- Given exercise: Go through the data below and gather each line containing "name".

Records from a data source
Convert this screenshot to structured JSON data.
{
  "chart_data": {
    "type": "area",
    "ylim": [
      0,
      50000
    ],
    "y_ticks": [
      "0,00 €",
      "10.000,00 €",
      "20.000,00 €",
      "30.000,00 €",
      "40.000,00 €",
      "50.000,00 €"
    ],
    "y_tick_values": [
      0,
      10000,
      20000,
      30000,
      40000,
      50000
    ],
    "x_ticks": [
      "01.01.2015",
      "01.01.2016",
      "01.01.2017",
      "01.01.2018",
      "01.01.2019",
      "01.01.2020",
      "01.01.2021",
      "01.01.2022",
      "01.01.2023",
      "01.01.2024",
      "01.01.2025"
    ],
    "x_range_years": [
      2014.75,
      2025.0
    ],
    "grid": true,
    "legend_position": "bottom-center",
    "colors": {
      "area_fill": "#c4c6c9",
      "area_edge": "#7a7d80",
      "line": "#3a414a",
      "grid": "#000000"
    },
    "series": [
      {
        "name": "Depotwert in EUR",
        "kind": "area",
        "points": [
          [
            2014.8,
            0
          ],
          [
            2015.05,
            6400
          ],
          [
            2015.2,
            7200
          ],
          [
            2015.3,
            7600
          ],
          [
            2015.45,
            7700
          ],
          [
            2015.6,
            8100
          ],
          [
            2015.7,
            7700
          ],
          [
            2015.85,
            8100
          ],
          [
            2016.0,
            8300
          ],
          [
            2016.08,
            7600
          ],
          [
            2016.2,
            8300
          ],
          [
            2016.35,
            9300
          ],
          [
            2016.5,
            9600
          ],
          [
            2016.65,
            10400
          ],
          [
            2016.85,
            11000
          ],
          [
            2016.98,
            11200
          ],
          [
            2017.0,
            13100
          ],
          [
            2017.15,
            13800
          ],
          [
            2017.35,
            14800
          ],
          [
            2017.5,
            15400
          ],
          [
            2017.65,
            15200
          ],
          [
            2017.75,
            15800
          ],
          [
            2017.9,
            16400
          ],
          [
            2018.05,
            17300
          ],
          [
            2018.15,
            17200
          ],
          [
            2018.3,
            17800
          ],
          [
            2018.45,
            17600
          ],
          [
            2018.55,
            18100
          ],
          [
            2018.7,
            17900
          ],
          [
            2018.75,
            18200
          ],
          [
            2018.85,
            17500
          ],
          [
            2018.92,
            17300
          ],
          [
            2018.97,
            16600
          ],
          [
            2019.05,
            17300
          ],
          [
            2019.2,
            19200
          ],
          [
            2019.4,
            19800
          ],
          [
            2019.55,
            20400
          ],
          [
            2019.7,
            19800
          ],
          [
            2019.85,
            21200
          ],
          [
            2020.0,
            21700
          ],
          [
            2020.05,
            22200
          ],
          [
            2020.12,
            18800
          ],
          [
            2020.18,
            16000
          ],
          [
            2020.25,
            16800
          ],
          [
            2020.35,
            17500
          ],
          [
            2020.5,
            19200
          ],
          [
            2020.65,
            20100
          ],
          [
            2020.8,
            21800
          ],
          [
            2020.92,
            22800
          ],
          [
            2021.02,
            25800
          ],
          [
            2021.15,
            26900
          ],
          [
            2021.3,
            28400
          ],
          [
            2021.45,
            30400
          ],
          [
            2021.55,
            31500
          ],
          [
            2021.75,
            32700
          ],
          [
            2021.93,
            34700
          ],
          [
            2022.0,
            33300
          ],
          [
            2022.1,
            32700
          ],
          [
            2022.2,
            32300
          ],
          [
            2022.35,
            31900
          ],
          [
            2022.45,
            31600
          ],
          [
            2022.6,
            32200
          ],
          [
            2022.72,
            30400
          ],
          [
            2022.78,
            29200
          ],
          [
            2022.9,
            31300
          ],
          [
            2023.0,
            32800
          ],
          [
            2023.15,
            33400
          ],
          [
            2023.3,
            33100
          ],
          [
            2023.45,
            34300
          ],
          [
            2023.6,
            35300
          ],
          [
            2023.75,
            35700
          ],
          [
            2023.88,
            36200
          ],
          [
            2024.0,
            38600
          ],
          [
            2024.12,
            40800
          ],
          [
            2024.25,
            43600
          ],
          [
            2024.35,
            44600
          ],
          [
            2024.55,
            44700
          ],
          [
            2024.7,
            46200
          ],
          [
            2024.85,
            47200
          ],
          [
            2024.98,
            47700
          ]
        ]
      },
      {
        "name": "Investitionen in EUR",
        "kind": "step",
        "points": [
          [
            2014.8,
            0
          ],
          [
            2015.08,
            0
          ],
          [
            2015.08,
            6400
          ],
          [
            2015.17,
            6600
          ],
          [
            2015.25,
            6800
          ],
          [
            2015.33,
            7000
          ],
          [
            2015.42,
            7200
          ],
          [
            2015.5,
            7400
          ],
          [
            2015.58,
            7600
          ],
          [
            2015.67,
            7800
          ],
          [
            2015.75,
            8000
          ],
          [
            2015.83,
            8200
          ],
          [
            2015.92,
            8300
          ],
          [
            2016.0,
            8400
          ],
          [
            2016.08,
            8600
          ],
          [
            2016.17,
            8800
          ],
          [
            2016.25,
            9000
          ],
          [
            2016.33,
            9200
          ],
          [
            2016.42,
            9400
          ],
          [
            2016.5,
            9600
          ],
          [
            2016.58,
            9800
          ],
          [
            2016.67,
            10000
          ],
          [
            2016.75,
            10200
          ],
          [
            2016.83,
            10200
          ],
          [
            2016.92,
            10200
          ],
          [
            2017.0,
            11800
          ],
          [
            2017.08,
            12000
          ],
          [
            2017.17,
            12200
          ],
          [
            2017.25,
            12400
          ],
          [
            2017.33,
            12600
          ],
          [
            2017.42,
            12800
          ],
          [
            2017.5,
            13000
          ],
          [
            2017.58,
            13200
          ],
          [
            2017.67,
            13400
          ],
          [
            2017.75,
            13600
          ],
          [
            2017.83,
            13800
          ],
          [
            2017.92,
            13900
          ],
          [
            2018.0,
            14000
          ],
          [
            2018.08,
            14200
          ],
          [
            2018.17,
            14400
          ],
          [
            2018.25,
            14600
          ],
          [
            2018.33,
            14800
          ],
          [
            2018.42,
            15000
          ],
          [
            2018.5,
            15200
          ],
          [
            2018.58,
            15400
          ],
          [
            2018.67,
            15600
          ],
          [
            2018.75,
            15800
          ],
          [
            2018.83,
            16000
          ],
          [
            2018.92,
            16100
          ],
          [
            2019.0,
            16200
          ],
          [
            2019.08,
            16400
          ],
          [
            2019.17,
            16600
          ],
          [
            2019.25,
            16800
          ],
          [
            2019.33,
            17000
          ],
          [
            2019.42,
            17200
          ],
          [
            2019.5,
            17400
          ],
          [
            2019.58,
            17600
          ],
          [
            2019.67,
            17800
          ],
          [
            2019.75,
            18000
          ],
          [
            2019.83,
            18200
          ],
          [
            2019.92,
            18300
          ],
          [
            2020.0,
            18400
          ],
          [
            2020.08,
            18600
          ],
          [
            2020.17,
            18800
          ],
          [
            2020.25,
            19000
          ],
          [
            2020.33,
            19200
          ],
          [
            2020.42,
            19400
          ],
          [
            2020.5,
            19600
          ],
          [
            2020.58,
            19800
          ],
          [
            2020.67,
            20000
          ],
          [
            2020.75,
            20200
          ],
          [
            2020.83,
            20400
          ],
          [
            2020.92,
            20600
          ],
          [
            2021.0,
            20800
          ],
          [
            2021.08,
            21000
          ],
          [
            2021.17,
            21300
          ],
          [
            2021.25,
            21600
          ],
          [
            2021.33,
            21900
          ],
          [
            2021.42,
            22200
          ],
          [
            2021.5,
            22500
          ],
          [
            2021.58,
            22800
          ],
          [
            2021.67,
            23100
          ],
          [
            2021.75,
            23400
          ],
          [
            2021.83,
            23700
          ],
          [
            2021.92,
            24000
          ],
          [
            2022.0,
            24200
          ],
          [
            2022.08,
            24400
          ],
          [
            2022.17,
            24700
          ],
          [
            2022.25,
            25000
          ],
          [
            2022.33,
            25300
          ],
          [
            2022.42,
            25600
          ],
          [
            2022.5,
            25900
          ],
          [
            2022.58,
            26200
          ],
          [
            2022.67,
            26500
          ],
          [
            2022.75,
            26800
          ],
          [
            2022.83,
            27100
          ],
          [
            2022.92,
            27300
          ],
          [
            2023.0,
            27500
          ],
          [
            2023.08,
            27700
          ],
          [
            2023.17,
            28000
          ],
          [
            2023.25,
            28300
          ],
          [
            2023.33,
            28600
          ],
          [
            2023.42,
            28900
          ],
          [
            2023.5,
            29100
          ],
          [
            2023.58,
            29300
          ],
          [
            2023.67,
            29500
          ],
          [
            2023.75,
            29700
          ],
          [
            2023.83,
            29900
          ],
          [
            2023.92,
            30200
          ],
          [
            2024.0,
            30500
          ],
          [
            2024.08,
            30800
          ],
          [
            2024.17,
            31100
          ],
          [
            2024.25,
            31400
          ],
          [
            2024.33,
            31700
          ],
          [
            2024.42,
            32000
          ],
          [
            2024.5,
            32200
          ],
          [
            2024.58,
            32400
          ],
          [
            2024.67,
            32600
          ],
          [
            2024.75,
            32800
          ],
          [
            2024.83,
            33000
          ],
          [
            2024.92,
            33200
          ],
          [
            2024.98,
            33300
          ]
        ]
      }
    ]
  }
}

- Worked solution:
        "name": "Depotwert in EUR",
        "name": "Investitionen in EUR",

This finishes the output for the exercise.